_PROBLEM REQUIREMENTS:_ Copy every row below verbatim, leaving out the pictures.

[Box annotation data]

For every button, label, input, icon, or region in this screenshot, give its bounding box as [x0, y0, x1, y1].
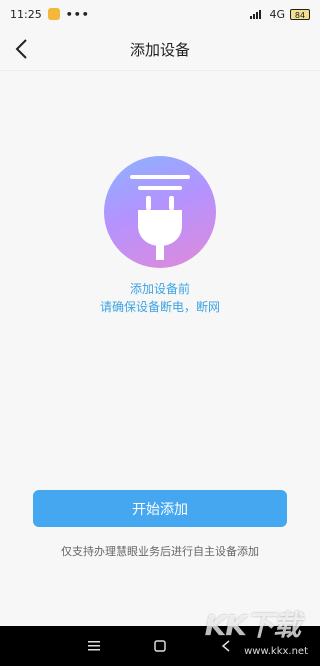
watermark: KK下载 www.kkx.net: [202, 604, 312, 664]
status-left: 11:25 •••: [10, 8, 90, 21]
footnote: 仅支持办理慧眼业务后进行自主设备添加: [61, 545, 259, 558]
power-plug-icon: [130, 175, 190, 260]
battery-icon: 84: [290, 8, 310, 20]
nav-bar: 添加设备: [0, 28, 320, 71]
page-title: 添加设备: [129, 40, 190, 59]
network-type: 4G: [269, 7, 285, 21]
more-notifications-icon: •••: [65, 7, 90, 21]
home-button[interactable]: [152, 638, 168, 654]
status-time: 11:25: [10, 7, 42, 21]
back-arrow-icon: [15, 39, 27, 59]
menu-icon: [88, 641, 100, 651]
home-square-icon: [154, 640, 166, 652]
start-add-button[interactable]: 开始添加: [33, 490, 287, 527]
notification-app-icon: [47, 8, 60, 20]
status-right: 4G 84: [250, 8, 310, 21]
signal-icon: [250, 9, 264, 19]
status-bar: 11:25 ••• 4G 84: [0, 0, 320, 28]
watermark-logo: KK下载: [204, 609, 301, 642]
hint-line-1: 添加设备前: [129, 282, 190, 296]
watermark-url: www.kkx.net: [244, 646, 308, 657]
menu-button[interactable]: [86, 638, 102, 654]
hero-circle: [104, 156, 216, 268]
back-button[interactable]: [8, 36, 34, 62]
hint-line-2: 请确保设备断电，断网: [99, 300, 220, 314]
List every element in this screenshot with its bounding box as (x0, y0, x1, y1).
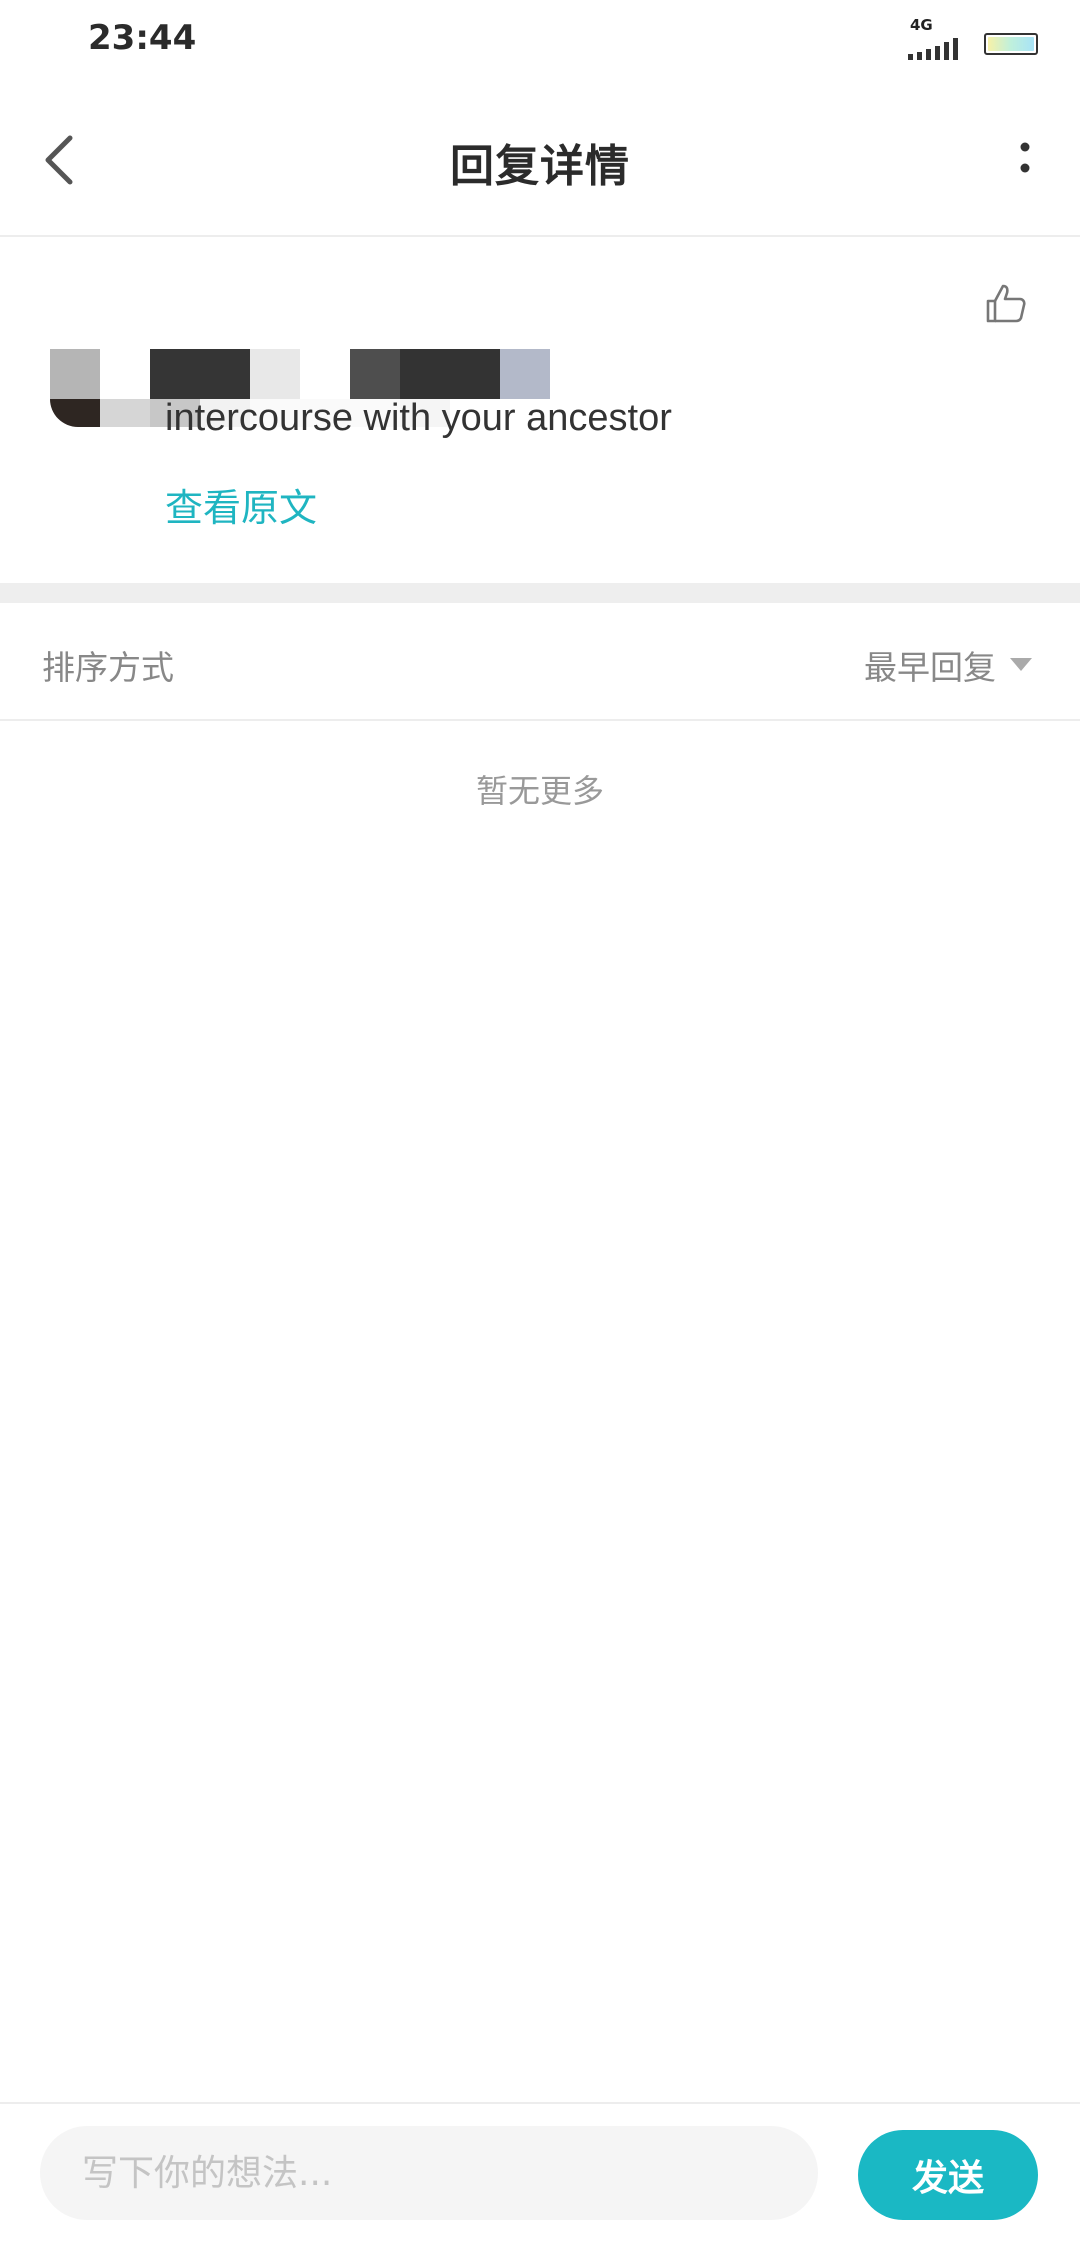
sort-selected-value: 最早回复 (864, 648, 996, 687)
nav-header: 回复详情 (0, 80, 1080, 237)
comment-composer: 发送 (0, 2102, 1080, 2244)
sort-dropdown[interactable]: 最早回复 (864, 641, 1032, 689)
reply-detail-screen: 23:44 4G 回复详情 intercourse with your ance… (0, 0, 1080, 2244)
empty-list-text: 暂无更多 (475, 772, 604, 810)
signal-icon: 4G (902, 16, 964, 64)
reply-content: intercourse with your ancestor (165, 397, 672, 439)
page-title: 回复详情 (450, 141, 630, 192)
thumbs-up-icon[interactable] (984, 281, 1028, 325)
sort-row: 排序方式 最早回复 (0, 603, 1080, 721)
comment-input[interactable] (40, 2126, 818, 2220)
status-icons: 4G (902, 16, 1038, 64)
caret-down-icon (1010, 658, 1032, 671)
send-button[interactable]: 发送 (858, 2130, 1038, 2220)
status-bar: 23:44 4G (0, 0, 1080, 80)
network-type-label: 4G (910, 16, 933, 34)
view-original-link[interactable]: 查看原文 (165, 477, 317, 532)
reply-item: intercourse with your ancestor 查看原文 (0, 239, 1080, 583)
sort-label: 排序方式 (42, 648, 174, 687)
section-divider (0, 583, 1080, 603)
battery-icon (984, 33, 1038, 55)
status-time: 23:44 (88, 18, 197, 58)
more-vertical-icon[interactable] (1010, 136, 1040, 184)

_TASK OUTPUT:_
For every button, label, input, icon, or region in this screenshot, give its bounding box as [x0, y0, x1, y1].
watermark: KK下载 www.kkx.net: [202, 604, 312, 664]
status-left: 11:25 •••: [10, 8, 90, 21]
footnote: 仅支持办理慧眼业务后进行自主设备添加: [61, 545, 259, 558]
power-plug-icon: [130, 175, 190, 260]
battery-icon: 84: [290, 8, 310, 20]
nav-bar: 添加设备: [0, 28, 320, 71]
page-title: 添加设备: [129, 40, 190, 59]
network-type: 4G: [269, 7, 285, 21]
more-notifications-icon: •••: [65, 7, 90, 21]
home-button[interactable]: [152, 638, 168, 654]
status-time: 11:25: [10, 7, 42, 21]
back-arrow-icon: [15, 39, 27, 59]
menu-icon: [88, 641, 100, 651]
home-square-icon: [154, 640, 166, 652]
start-add-button[interactable]: 开始添加: [33, 490, 287, 527]
notification-app-icon: [47, 8, 60, 20]
status-right: 4G 84: [250, 8, 310, 21]
signal-icon: [250, 9, 264, 19]
status-bar: 11:25 ••• 4G 84: [0, 0, 320, 28]
watermark-logo: KK下载: [204, 609, 301, 642]
hint-line-1: 添加设备前: [129, 282, 190, 296]
watermark-url: www.kkx.net: [244, 646, 308, 657]
menu-button[interactable]: [86, 638, 102, 654]
hero-circle: [104, 156, 216, 268]
back-button[interactable]: [8, 36, 34, 62]
hint-line-2: 请确保设备断电，断网: [99, 300, 220, 314]
List every element in this screenshot with its bounding box as (x0, y0, x1, y1).
sort-selected-value: 最早回复 (864, 648, 996, 687)
nav-header: 回复详情 (0, 80, 1080, 237)
comment-composer: 发送 (0, 2102, 1080, 2244)
sort-dropdown[interactable]: 最早回复 (864, 641, 1032, 689)
reply-detail-screen: 23:44 4G 回复详情 intercourse with your ance… (0, 0, 1080, 2244)
empty-list-text: 暂无更多 (475, 772, 604, 810)
signal-icon: 4G (902, 16, 964, 64)
reply-content: intercourse with your ancestor (165, 397, 672, 439)
page-title: 回复详情 (450, 141, 630, 192)
thumbs-up-icon[interactable] (984, 281, 1028, 325)
sort-row: 排序方式 最早回复 (0, 603, 1080, 721)
comment-input[interactable] (40, 2126, 818, 2220)
status-icons: 4G (902, 16, 1038, 64)
caret-down-icon (1010, 658, 1032, 671)
send-button[interactable]: 发送 (858, 2130, 1038, 2220)
status-bar: 23:44 4G (0, 0, 1080, 80)
network-type-label: 4G (910, 16, 933, 34)
view-original-link[interactable]: 查看原文 (165, 477, 317, 532)
reply-item: intercourse with your ancestor 查看原文 (0, 239, 1080, 583)
sort-label: 排序方式 (42, 648, 174, 687)
section-divider (0, 583, 1080, 603)
battery-icon (984, 33, 1038, 55)
status-time: 23:44 (88, 18, 197, 58)
more-vertical-icon[interactable] (1010, 136, 1040, 184)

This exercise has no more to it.